→ Set task
Find the string "name" in the entries and copy each line that has it.

** Begin Data entries **

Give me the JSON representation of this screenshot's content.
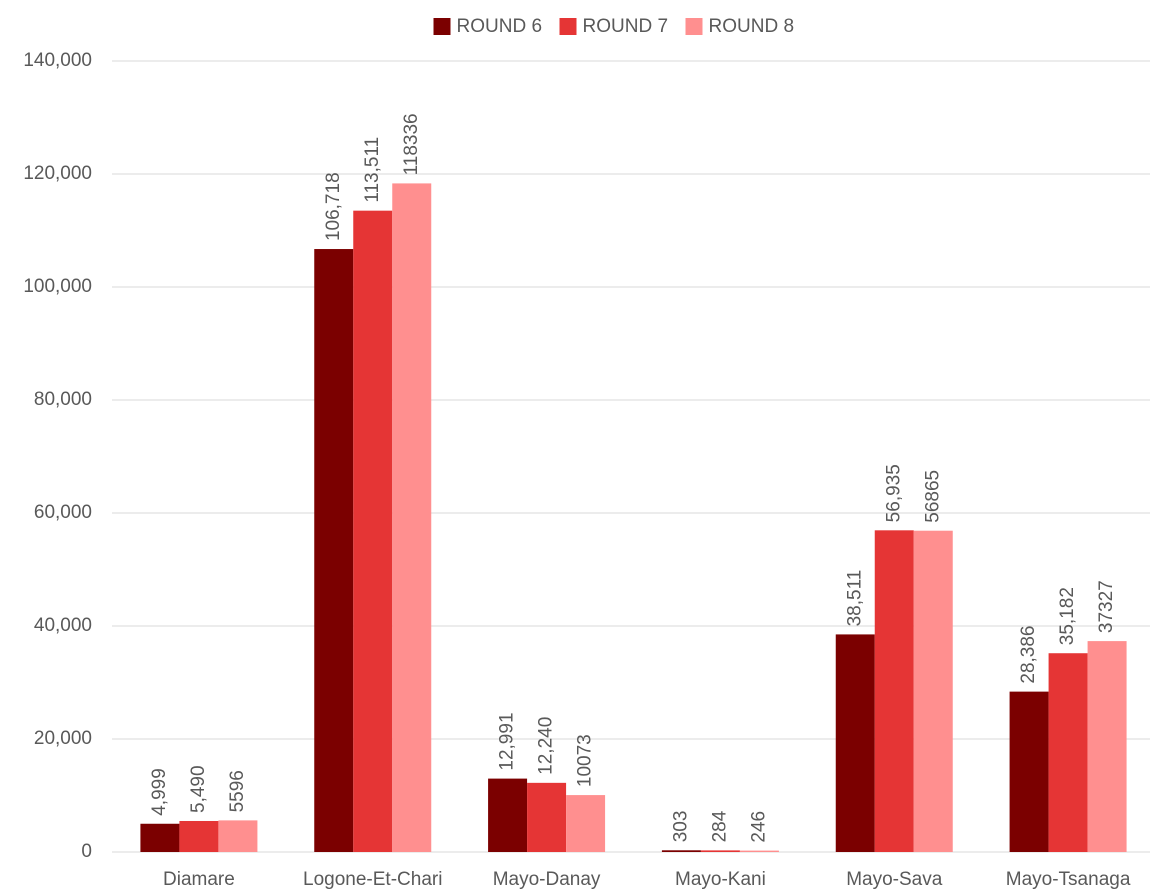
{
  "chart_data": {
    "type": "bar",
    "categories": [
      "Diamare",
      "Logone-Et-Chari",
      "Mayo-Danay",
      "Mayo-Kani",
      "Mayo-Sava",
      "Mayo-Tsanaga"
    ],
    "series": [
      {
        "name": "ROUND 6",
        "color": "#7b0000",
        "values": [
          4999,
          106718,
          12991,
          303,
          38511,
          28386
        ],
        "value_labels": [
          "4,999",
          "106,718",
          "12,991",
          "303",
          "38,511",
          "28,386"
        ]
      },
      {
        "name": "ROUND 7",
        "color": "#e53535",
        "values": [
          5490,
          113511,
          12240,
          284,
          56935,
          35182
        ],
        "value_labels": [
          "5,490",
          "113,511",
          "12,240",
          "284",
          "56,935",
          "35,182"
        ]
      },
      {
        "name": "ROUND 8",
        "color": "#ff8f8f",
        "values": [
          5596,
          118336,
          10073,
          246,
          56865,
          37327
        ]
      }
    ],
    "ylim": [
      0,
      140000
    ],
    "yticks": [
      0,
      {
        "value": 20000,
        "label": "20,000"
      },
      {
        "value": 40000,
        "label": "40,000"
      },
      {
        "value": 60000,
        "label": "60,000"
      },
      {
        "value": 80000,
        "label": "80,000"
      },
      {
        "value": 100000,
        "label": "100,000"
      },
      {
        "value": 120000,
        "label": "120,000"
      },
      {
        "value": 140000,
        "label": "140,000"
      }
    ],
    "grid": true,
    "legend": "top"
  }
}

** End Data entries **

→ Solution for this task
        "name": "ROUND 6",
        "name": "ROUND 7",
        "name": "ROUND 8",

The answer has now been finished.